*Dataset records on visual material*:

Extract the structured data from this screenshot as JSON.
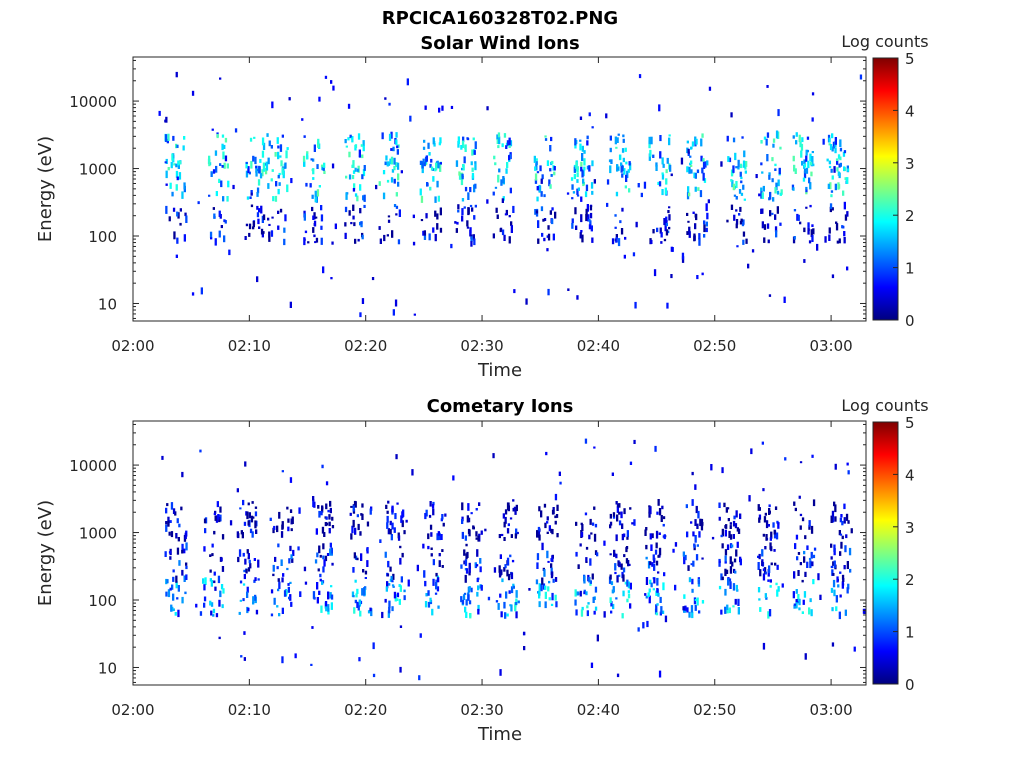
{
  "figure_title": "RPCICA160328T02.PNG",
  "chart_data": [
    {
      "type": "heatmap",
      "title": "Solar Wind Ions",
      "xlabel": "Time",
      "ylabel": "Energy (eV)",
      "x_ticks": [
        "02:00",
        "02:10",
        "02:20",
        "02:30",
        "02:40",
        "02:50",
        "03:00"
      ],
      "x_range_minutes": [
        0,
        63
      ],
      "y_scale": "log",
      "y_range": [
        5.5,
        45000
      ],
      "y_ticks": [
        10,
        100,
        1000,
        10000
      ],
      "y_tick_labels": [
        "10",
        "100",
        "1000",
        "10000"
      ],
      "colorbar": {
        "label": "Log counts",
        "range": [
          0,
          5
        ],
        "ticks": [
          "0",
          "1",
          "2",
          "3",
          "4",
          "5"
        ],
        "colormap": "jet"
      },
      "bands": [
        {
          "energy": 650,
          "log_count": 1.6
        },
        {
          "energy": 1700,
          "log_count": 1.5
        },
        {
          "energy": 150,
          "log_count": 0.4
        }
      ],
      "clusters_minutes": [
        3.6,
        7.2,
        10.5,
        12.3,
        15.5,
        19.0,
        22.0,
        25.5,
        28.5,
        31.8,
        35.3,
        38.5,
        41.8,
        45.2,
        48.4,
        51.8,
        54.8,
        57.5,
        60.5
      ]
    },
    {
      "type": "heatmap",
      "title": "Cometary Ions",
      "xlabel": "Time",
      "ylabel": "Energy (eV)",
      "x_ticks": [
        "02:00",
        "02:10",
        "02:20",
        "02:30",
        "02:40",
        "02:50",
        "03:00"
      ],
      "x_range_minutes": [
        0,
        63
      ],
      "y_scale": "log",
      "y_range": [
        5.5,
        45000
      ],
      "y_ticks": [
        10,
        100,
        1000,
        10000
      ],
      "y_tick_labels": [
        "10",
        "100",
        "1000",
        "10000"
      ],
      "colorbar": {
        "label": "Log counts",
        "range": [
          0,
          5
        ],
        "ticks": [
          "0",
          "1",
          "2",
          "3",
          "4",
          "5"
        ],
        "colormap": "jet"
      },
      "bands": [
        {
          "energy": 110,
          "log_count": 1.3
        },
        {
          "energy": 350,
          "log_count": 0.5
        },
        {
          "energy": 1500,
          "log_count": 0.2
        }
      ],
      "clusters_minutes": [
        3.6,
        6.8,
        9.8,
        12.8,
        16.2,
        19.5,
        22.5,
        25.8,
        29.0,
        32.2,
        35.5,
        38.8,
        41.8,
        44.8,
        48.0,
        51.2,
        54.5,
        57.6,
        60.8
      ]
    }
  ]
}
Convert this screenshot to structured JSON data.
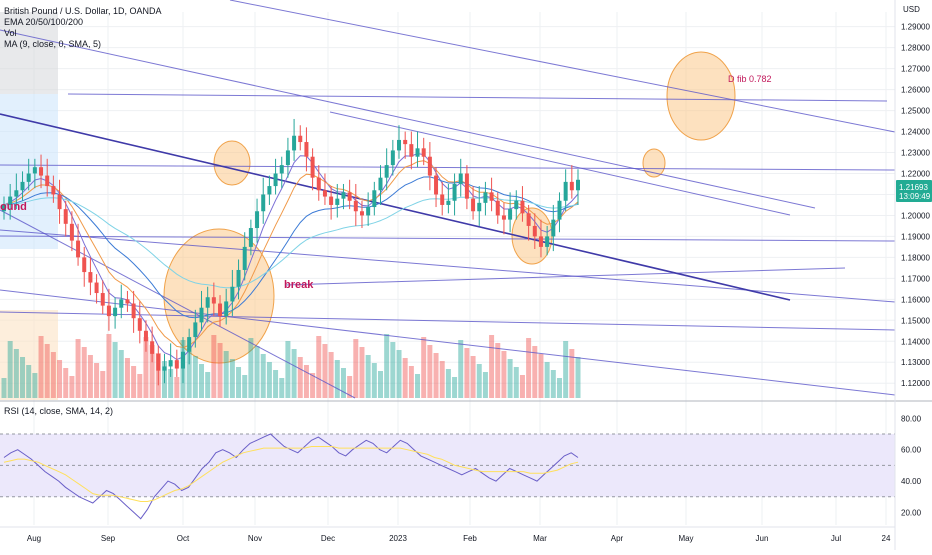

*WRITTEN REQUEST*: Strip the images and reproduce the remaining records precisely.

*THE COMPLETED TASK*:
Extract the structured data from this screenshot as JSON.
{
  "figure_title": "RPCICA160328T02.PNG",
  "chart_data": [
    {
      "type": "heatmap",
      "title": "Solar Wind Ions",
      "xlabel": "Time",
      "ylabel": "Energy (eV)",
      "x_ticks": [
        "02:00",
        "02:10",
        "02:20",
        "02:30",
        "02:40",
        "02:50",
        "03:00"
      ],
      "x_range_minutes": [
        0,
        63
      ],
      "y_scale": "log",
      "y_range": [
        5.5,
        45000
      ],
      "y_ticks": [
        10,
        100,
        1000,
        10000
      ],
      "y_tick_labels": [
        "10",
        "100",
        "1000",
        "10000"
      ],
      "colorbar": {
        "label": "Log counts",
        "range": [
          0,
          5
        ],
        "ticks": [
          "0",
          "1",
          "2",
          "3",
          "4",
          "5"
        ],
        "colormap": "jet"
      },
      "bands": [
        {
          "energy": 650,
          "log_count": 1.6
        },
        {
          "energy": 1700,
          "log_count": 1.5
        },
        {
          "energy": 150,
          "log_count": 0.4
        }
      ],
      "clusters_minutes": [
        3.6,
        7.2,
        10.5,
        12.3,
        15.5,
        19.0,
        22.0,
        25.5,
        28.5,
        31.8,
        35.3,
        38.5,
        41.8,
        45.2,
        48.4,
        51.8,
        54.8,
        57.5,
        60.5
      ]
    },
    {
      "type": "heatmap",
      "title": "Cometary Ions",
      "xlabel": "Time",
      "ylabel": "Energy (eV)",
      "x_ticks": [
        "02:00",
        "02:10",
        "02:20",
        "02:30",
        "02:40",
        "02:50",
        "03:00"
      ],
      "x_range_minutes": [
        0,
        63
      ],
      "y_scale": "log",
      "y_range": [
        5.5,
        45000
      ],
      "y_ticks": [
        10,
        100,
        1000,
        10000
      ],
      "y_tick_labels": [
        "10",
        "100",
        "1000",
        "10000"
      ],
      "colorbar": {
        "label": "Log counts",
        "range": [
          0,
          5
        ],
        "ticks": [
          "0",
          "1",
          "2",
          "3",
          "4",
          "5"
        ],
        "colormap": "jet"
      },
      "bands": [
        {
          "energy": 110,
          "log_count": 1.3
        },
        {
          "energy": 350,
          "log_count": 0.5
        },
        {
          "energy": 1500,
          "log_count": 0.2
        }
      ],
      "clusters_minutes": [
        3.6,
        6.8,
        9.8,
        12.8,
        16.2,
        19.5,
        22.5,
        25.8,
        29.0,
        32.2,
        35.5,
        38.8,
        41.8,
        44.8,
        48.0,
        51.2,
        54.5,
        57.6,
        60.8
      ]
    }
  ]
}
Convert this screenshot to structured JSON data.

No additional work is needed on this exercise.